Set exercise >>
Count the lines below that include the word "Nonmanufacturing" and write that number alone.

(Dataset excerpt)
— START —

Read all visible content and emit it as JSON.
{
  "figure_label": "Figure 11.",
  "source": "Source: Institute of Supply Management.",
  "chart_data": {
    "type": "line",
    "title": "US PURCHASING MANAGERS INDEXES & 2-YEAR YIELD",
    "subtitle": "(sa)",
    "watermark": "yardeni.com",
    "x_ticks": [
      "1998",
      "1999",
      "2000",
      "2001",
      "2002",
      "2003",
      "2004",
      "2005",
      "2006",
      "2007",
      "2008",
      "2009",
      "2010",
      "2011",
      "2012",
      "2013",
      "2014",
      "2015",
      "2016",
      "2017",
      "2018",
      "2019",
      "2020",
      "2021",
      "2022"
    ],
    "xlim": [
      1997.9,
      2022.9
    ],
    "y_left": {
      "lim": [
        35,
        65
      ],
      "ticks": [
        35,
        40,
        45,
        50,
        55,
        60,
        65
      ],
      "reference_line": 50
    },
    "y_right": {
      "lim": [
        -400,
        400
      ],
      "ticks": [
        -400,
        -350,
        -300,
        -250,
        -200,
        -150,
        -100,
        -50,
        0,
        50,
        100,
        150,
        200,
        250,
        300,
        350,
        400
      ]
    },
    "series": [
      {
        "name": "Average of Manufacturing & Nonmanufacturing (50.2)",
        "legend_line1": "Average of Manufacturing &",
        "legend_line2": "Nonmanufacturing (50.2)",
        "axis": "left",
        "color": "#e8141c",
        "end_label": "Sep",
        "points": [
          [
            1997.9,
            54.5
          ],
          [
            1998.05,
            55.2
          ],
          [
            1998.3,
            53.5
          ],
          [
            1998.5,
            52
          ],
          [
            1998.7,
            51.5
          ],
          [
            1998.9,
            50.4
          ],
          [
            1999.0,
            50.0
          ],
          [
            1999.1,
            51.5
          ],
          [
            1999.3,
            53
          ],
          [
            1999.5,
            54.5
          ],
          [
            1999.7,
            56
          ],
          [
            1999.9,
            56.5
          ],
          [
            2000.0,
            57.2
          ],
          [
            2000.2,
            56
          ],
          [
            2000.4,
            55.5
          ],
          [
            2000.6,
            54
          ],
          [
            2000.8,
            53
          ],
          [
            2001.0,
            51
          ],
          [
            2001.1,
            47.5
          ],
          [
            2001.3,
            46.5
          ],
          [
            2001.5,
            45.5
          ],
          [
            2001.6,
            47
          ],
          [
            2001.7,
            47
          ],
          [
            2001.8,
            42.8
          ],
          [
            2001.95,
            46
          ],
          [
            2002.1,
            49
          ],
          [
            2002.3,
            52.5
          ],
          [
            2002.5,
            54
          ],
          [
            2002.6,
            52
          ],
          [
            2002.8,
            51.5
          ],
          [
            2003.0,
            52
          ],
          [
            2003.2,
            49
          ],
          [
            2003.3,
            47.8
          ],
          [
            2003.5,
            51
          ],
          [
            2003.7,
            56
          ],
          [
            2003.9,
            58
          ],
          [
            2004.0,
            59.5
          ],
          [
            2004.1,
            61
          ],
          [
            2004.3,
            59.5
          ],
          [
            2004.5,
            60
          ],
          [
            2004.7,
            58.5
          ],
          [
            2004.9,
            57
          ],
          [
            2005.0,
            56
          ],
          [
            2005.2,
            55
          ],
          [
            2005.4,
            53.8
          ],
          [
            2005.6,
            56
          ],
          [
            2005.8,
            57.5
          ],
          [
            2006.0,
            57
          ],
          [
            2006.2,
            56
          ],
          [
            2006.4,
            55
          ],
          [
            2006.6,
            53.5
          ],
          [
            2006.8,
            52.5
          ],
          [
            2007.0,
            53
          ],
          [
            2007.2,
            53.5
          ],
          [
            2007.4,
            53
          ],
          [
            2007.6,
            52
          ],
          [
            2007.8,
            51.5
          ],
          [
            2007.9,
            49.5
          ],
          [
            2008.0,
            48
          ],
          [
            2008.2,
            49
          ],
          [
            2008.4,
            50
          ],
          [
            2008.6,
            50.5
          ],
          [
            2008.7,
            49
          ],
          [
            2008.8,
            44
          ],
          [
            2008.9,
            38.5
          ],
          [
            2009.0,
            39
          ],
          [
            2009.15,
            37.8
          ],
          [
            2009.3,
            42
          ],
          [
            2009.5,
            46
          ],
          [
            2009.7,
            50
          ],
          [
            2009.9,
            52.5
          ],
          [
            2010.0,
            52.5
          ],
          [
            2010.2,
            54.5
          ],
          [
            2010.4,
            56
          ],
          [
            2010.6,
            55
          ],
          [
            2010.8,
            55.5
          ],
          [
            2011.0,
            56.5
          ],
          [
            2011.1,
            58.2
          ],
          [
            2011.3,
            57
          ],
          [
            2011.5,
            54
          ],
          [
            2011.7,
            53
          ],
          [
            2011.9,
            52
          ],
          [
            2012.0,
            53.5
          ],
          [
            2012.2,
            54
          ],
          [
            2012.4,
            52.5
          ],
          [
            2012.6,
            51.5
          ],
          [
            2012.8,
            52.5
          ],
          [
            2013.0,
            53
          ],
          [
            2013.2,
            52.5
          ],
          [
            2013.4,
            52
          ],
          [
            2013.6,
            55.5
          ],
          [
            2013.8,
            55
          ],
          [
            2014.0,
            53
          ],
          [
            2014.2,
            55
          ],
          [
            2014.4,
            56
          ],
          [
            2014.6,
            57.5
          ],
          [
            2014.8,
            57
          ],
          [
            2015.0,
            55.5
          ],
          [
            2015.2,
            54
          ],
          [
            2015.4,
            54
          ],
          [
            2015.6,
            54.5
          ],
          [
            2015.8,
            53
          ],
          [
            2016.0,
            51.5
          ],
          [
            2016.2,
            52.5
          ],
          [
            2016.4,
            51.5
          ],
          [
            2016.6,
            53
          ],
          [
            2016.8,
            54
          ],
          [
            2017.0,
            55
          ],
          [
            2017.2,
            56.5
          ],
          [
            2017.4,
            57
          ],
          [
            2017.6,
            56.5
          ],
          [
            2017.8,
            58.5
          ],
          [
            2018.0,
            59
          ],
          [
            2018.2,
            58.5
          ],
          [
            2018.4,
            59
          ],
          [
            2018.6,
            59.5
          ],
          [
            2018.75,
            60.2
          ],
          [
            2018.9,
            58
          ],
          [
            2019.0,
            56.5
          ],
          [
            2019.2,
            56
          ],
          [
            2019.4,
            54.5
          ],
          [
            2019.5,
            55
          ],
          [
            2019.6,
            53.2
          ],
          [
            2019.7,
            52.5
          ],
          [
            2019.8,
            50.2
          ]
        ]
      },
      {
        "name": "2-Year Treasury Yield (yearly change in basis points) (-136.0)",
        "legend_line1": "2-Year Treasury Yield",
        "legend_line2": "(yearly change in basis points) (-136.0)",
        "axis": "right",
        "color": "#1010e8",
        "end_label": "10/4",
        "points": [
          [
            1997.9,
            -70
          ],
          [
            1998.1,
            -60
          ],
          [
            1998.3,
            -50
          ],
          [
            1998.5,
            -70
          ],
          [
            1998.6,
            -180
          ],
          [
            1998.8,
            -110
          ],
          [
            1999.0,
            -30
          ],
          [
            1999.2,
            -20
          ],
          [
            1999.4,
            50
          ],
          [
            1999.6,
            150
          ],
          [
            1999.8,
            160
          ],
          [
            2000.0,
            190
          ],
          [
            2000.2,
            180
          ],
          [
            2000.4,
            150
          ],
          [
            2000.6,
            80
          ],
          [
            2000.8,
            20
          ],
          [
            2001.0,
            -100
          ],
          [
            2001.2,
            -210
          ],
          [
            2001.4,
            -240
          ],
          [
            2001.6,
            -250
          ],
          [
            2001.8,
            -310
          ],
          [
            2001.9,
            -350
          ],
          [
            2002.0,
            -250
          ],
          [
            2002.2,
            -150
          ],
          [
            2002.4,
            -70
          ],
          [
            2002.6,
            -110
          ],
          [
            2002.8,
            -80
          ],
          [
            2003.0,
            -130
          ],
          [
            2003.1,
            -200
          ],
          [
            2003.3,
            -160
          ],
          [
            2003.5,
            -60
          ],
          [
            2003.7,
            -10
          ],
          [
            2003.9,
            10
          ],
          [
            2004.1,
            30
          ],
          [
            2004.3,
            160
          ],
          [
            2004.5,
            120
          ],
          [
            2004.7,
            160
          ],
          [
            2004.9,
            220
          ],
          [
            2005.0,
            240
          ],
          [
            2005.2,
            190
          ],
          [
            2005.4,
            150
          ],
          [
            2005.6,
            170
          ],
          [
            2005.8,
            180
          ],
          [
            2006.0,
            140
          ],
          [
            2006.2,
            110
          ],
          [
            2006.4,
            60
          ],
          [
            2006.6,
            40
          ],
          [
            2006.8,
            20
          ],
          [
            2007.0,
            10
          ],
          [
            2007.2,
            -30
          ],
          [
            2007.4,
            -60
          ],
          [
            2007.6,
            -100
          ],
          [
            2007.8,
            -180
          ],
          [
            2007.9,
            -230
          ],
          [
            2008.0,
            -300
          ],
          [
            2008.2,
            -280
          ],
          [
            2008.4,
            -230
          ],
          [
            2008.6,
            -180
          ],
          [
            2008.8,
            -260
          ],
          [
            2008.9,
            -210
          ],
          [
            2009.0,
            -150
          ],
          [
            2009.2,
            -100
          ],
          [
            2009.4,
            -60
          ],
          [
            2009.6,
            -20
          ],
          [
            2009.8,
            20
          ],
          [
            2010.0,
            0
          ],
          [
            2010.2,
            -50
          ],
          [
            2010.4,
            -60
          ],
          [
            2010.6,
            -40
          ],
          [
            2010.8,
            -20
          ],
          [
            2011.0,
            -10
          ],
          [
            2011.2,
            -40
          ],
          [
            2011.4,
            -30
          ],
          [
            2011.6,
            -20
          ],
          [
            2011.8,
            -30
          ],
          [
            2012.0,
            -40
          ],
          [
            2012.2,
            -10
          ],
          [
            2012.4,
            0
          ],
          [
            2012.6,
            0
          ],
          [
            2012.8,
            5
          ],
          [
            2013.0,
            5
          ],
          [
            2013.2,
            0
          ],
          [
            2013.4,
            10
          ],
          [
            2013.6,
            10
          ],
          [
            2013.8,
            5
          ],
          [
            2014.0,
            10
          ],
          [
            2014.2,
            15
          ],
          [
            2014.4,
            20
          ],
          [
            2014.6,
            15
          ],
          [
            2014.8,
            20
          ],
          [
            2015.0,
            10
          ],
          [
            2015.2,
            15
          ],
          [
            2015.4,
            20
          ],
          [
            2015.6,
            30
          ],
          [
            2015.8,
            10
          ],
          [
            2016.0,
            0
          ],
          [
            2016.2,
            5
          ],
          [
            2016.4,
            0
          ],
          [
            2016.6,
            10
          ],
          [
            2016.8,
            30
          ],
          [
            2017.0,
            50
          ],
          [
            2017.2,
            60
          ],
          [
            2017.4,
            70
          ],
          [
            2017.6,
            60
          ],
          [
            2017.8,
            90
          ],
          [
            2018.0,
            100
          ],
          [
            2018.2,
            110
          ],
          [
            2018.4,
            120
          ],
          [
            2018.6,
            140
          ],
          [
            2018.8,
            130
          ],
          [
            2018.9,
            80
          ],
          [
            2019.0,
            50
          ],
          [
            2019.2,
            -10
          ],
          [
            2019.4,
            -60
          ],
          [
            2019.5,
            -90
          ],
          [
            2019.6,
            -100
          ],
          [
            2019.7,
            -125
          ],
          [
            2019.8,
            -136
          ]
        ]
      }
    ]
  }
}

— END —

Exercise solution >>
2